- **YOUR TASK**
Below are entries; tally how many lines hold the string "address" and answer with only that figure.

- **SUPPLIED MATERIAL**

(begin)

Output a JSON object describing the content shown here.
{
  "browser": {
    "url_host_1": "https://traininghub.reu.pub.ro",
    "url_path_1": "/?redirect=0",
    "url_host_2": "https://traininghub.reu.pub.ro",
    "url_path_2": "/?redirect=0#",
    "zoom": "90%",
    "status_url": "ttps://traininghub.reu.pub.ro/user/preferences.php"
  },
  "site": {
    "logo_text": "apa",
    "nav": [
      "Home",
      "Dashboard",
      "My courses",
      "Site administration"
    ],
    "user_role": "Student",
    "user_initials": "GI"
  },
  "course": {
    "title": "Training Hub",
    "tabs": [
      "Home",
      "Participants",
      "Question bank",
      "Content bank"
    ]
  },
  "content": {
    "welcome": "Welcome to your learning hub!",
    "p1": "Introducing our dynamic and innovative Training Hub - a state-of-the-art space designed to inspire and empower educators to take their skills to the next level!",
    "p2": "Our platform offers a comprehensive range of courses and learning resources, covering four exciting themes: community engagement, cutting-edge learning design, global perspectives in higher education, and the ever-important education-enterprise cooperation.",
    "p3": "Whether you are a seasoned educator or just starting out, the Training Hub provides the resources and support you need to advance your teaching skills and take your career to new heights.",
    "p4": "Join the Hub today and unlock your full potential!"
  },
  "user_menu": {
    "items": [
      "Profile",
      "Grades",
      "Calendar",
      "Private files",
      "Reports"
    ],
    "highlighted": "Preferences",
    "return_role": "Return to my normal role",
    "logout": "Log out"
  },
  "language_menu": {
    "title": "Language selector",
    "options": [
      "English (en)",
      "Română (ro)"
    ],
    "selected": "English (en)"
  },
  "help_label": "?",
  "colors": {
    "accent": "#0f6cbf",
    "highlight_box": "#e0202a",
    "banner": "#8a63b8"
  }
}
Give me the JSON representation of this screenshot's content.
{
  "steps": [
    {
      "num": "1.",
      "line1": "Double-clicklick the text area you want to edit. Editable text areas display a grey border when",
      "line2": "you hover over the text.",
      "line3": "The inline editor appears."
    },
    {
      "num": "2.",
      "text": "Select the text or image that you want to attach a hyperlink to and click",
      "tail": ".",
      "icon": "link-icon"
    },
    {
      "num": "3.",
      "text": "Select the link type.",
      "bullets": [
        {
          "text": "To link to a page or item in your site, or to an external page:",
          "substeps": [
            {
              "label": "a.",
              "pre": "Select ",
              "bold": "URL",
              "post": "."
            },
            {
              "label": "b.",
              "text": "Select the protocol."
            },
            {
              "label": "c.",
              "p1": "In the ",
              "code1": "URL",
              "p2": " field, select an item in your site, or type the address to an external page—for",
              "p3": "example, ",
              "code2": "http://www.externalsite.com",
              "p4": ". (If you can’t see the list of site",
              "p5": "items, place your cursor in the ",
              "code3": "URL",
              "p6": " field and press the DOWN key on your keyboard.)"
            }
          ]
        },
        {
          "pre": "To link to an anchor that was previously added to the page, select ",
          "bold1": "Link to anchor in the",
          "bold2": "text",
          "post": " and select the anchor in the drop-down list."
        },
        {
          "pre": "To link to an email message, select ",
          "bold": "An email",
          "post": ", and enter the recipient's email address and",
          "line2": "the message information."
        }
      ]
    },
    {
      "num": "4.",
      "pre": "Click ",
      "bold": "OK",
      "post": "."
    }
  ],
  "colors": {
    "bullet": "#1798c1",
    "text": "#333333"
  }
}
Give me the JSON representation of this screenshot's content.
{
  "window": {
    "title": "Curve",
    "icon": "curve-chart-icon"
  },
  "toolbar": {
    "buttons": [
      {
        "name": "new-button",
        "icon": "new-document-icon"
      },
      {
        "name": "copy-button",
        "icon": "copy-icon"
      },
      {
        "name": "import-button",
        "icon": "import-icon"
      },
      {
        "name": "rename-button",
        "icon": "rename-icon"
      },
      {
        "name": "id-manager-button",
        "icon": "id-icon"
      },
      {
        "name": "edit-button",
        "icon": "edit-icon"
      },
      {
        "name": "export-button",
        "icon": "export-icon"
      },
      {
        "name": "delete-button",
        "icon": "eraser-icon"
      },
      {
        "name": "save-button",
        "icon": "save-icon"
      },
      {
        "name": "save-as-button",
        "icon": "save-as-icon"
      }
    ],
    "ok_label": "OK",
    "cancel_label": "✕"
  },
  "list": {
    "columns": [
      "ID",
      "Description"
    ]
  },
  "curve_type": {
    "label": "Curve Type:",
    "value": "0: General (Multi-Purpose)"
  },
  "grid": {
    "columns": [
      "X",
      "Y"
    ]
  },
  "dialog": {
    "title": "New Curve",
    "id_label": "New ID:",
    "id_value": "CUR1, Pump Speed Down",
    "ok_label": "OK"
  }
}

(end)

- **ANSWER TO THE TASK**
2